Quote the whole listing verbatim.

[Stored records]
::::
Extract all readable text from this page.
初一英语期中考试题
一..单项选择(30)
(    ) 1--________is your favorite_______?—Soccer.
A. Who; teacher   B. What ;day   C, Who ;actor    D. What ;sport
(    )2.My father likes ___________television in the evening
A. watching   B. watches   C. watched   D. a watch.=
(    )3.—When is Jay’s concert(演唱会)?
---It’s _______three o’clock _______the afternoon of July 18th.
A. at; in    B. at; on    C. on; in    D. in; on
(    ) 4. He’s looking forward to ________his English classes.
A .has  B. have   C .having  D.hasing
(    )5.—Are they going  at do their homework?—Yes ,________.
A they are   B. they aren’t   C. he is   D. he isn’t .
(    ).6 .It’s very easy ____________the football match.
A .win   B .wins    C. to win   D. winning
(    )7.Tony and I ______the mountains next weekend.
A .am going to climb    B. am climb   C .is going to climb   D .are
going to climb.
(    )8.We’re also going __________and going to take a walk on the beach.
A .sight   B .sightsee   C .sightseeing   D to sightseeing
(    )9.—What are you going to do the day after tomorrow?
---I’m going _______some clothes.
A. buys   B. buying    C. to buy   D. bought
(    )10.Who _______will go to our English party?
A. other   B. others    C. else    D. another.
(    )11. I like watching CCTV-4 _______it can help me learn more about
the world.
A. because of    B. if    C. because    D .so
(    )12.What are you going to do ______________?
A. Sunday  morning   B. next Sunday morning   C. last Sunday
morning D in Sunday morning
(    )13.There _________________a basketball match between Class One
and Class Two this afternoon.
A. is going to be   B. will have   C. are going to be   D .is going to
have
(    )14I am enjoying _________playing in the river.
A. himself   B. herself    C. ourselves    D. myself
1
::::
▶ [Exercise response]:
Extract all readable text from this page.
初一英语期中考试题
一..单项选择(30)
(    ) 1--________is your favorite_______?—Soccer.
A. Who; teacher   B. What ;day   C, Who ;actor    D. What ;sport
(    )2.My father likes ___________television in the evening
A. watching   B. watches   C. watched   D. a watch.=
(    )3.—When is Jay’s concert(演唱会)?
---It’s _______three o’clock _______the afternoon of July 18th.
A. at; in    B. at; on    C. on; in    D. in; on
(    ) 4. He’s looking forward to ________his English classes.
A .has  B. have   C .having  D.hasing
(    )5.—Are they going  at do their homework?—Yes ,________.
A they are   B. they aren’t   C. he is   D. he isn’t .
(    ).6 .It’s very easy ____________the football match.
A .win   B .wins    C. to win   D. winning
(    )7.Tony and I ______the mountains next weekend.
A .am going to climb    B. am climb   C .is going to climb   D .are
going to climb.
(    )8.We’re also going __________and going to take a walk on the beach.
A .sight   B .sightsee   C .sightseeing   D to sightseeing
(    )9.—What are you going to do the day after tomorrow?
---I’m going _______some clothes.
A. buys   B. buying    C. to buy   D. bought
(    )10.Who _______will go to our English party?
A. other   B. others    C. else    D. another.
(    )11. I like watching CCTV-4 _______it can help me learn more about
the world.
A. because of    B. if    C. because    D .so
(    )12.What are you going to do ______________?
A. Sunday  morning   B. next Sunday morning   C. last Sunday
morning D in Sunday morning
(    )13.There _________________a basketball match between Class One
and Class Two this afternoon.
A. is going to be   B. will have   C. are going to be   D .is going to
have
(    )14I am enjoying _________playing in the river.
A. himself   B. herself    C. ourselves    D. myself
1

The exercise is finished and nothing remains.